**DIRECTION**
Copy each line below that includes "迎接每一位同学".

================

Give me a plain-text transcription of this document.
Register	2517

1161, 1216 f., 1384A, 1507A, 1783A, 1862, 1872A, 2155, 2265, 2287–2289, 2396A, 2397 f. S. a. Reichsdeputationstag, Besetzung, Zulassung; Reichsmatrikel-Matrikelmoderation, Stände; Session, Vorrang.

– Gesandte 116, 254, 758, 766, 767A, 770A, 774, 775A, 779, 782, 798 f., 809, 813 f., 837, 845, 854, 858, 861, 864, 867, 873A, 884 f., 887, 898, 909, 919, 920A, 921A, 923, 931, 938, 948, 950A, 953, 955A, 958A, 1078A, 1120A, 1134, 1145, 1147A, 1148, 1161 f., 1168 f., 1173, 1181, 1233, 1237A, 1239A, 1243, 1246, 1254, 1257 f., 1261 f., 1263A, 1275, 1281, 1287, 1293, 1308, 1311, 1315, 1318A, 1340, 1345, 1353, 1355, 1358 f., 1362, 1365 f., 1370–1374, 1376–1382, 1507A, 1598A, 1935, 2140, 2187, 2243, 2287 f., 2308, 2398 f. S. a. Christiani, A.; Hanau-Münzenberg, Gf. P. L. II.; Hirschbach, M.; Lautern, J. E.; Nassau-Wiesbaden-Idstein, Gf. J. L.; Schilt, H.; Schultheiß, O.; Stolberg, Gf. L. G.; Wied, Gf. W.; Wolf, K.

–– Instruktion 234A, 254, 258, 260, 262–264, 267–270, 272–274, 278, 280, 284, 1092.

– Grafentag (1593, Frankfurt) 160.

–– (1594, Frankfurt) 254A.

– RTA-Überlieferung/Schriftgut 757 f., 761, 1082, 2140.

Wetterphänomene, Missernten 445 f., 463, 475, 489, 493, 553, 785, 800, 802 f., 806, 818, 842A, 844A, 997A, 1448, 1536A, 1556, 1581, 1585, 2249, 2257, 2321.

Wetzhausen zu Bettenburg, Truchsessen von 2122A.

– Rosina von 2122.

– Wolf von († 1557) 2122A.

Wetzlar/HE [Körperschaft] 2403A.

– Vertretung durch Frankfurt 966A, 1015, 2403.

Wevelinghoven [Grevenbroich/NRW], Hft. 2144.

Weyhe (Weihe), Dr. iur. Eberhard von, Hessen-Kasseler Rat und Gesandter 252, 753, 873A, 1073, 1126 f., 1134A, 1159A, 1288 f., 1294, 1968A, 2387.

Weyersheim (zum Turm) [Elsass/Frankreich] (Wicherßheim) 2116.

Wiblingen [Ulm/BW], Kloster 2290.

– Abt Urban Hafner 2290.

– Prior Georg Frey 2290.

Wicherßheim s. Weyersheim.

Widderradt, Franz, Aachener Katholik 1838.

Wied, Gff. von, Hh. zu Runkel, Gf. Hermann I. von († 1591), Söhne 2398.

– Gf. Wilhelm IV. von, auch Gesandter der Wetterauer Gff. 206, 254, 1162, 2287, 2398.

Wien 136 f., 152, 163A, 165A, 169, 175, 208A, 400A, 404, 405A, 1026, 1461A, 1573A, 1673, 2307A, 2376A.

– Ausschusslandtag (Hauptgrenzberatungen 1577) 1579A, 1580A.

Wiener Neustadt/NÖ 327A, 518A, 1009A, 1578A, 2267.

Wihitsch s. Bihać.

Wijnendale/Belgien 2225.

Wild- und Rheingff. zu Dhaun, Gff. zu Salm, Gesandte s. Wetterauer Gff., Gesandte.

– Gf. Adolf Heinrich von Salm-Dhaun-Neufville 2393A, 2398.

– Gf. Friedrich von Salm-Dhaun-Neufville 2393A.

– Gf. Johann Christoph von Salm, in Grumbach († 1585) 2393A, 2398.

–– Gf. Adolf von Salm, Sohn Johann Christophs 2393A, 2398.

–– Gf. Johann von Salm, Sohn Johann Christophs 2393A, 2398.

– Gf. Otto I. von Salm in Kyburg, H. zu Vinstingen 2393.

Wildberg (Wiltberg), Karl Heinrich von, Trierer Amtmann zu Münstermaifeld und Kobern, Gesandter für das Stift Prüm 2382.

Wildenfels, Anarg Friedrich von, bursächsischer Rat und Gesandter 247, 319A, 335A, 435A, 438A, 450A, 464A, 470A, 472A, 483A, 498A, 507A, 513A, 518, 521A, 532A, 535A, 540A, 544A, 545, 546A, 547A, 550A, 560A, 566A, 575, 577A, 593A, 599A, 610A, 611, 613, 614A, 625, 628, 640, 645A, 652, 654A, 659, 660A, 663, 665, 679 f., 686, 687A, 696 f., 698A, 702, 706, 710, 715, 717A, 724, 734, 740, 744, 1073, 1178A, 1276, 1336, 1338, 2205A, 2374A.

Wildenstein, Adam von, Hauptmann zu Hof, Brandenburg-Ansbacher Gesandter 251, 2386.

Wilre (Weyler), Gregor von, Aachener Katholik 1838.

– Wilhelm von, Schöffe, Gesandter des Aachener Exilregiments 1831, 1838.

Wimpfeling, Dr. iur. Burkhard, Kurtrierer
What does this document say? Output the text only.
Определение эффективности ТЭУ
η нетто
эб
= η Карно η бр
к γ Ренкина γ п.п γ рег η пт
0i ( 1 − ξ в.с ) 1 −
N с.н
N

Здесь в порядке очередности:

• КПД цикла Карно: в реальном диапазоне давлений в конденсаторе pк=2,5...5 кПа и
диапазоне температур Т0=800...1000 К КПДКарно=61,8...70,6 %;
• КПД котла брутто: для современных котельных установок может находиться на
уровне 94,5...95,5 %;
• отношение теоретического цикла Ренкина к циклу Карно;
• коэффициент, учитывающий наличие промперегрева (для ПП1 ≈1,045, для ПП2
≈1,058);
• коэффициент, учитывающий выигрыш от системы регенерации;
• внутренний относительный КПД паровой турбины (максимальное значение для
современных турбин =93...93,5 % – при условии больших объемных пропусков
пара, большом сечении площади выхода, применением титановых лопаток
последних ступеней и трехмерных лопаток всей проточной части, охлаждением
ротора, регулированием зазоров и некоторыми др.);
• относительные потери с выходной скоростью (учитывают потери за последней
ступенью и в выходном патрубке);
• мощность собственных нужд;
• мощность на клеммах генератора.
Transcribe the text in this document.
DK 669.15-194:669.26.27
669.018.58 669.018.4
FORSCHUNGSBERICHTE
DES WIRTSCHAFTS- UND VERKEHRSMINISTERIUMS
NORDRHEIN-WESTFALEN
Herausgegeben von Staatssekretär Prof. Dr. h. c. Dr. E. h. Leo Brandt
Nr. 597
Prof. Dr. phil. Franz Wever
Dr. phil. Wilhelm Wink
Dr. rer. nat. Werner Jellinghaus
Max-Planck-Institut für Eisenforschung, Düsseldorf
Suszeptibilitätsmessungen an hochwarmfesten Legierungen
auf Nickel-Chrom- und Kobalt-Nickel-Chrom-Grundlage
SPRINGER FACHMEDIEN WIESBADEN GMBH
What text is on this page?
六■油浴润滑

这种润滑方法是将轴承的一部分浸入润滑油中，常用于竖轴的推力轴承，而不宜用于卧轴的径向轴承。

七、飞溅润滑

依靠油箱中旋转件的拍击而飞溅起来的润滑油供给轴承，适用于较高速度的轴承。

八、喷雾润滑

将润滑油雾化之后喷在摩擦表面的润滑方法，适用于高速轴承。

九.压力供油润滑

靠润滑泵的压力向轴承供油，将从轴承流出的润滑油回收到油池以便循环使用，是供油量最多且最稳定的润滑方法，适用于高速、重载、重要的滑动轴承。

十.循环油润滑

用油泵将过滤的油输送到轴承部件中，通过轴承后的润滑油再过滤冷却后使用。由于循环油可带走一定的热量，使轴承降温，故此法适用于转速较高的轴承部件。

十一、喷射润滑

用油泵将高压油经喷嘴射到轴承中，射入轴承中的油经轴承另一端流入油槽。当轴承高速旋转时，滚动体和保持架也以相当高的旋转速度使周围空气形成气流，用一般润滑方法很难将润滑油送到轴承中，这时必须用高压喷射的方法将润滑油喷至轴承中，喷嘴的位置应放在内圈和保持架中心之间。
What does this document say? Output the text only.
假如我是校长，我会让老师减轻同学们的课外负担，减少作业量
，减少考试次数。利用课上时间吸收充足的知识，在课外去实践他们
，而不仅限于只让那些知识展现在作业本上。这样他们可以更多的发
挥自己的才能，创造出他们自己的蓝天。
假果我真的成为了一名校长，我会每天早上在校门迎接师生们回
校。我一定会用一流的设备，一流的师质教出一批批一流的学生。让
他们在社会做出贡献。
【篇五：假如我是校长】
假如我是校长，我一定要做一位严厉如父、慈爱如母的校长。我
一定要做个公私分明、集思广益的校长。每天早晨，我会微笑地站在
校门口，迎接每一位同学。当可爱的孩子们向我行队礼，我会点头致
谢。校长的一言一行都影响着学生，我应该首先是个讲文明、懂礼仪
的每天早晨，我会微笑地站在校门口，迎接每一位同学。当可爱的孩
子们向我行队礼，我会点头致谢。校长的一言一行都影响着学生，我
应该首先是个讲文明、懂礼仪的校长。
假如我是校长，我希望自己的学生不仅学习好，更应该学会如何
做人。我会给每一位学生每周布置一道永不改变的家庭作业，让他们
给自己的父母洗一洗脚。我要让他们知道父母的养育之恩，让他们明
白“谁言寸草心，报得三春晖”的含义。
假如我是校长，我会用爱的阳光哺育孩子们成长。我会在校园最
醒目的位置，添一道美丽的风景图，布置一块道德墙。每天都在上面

================

**RESPONSE BELOW**
校门口，迎接每一位同学。当可爱的孩子们向我行队礼，我会点头致
的每天早晨，我会微笑地站在校门口，迎接每一位同学。当可爱的孩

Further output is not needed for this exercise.